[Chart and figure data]
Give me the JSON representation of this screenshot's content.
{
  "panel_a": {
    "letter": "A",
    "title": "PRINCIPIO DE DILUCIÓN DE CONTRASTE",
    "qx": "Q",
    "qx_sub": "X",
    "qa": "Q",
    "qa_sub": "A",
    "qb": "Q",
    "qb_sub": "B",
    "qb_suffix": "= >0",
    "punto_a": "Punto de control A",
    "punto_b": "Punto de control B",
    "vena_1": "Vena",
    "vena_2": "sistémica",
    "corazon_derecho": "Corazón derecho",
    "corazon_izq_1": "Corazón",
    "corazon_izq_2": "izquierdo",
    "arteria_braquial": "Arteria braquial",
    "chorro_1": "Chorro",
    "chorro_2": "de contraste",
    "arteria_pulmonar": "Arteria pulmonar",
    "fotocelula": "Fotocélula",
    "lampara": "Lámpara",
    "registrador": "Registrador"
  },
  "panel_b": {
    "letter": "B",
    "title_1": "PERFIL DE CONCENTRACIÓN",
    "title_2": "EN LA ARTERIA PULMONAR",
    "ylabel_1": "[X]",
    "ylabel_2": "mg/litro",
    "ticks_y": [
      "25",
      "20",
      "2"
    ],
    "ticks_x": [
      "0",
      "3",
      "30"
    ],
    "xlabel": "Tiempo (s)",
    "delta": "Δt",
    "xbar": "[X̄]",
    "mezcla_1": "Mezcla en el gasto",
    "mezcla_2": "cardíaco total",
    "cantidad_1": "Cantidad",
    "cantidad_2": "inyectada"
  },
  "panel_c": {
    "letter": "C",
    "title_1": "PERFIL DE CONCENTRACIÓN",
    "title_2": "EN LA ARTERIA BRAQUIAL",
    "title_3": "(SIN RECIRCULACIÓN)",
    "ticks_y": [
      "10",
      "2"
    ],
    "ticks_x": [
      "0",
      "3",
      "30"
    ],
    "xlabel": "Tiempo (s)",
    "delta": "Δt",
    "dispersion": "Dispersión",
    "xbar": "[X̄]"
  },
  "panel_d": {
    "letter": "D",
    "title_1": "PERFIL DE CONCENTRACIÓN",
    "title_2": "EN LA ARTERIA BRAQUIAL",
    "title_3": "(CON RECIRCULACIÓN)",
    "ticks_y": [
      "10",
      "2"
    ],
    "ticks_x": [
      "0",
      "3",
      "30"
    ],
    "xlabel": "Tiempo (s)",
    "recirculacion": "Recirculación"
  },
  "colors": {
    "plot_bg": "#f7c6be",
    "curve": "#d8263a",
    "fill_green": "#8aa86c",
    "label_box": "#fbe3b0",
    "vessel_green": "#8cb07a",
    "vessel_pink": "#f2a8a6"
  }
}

▶ [Stated exercise]
Write out the full listing exactly as given.

▶ [Task response]
Give me the JSON representation of this screenshot's content.
{
  "panel_a": {
    "letter": "A",
    "title": "PRINCIPIO DE DILUCIÓN DE CONTRASTE",
    "qx": "Q",
    "qx_sub": "X",
    "qa": "Q",
    "qa_sub": "A",
    "qb": "Q",
    "qb_sub": "B",
    "qb_suffix": "= >0",
    "punto_a": "Punto de control A",
    "punto_b": "Punto de control B",
    "vena_1": "Vena",
    "vena_2": "sistémica",
    "corazon_derecho": "Corazón derecho",
    "corazon_izq_1": "Corazón",
    "corazon_izq_2": "izquierdo",
    "arteria_braquial": "Arteria braquial",
    "chorro_1": "Chorro",
    "chorro_2": "de contraste",
    "arteria_pulmonar": "Arteria pulmonar",
    "fotocelula": "Fotocélula",
    "lampara": "Lámpara",
    "registrador": "Registrador"
  },
  "panel_b": {
    "letter": "B",
    "title_1": "PERFIL DE CONCENTRACIÓN",
    "title_2": "EN LA ARTERIA PULMONAR",
    "ylabel_1": "[X]",
    "ylabel_2": "mg/litro",
    "ticks_y": [
      "25",
      "20",
      "2"
    ],
    "ticks_x": [
      "0",
      "3",
      "30"
    ],
    "xlabel": "Tiempo (s)",
    "delta": "Δt",
    "xbar": "[X̄]",
    "mezcla_1": "Mezcla en el gasto",
    "mezcla_2": "cardíaco total",
    "cantidad_1": "Cantidad",
    "cantidad_2": "inyectada"
  },
  "panel_c": {
    "letter": "C",
    "title_1": "PERFIL DE CONCENTRACIÓN",
    "title_2": "EN LA ARTERIA BRAQUIAL",
    "title_3": "(SIN RECIRCULACIÓN)",
    "ticks_y": [
      "10",
      "2"
    ],
    "ticks_x": [
      "0",
      "3",
      "30"
    ],
    "xlabel": "Tiempo (s)",
    "delta": "Δt",
    "dispersion": "Dispersión",
    "xbar": "[X̄]"
  },
  "panel_d": {
    "letter": "D",
    "title_1": "PERFIL DE CONCENTRACIÓN",
    "title_2": "EN LA ARTERIA BRAQUIAL",
    "title_3": "(CON RECIRCULACIÓN)",
    "ticks_y": [
      "10",
      "2"
    ],
    "ticks_x": [
      "0",
      "3",
      "30"
    ],
    "xlabel": "Tiempo (s)",
    "recirculacion": "Recirculación"
  },
  "colors": {
    "plot_bg": "#f7c6be",
    "curve": "#d8263a",
    "fill_green": "#8aa86c",
    "label_box": "#fbe3b0",
    "vessel_green": "#8cb07a",
    "vessel_pink": "#f2a8a6"
  }
}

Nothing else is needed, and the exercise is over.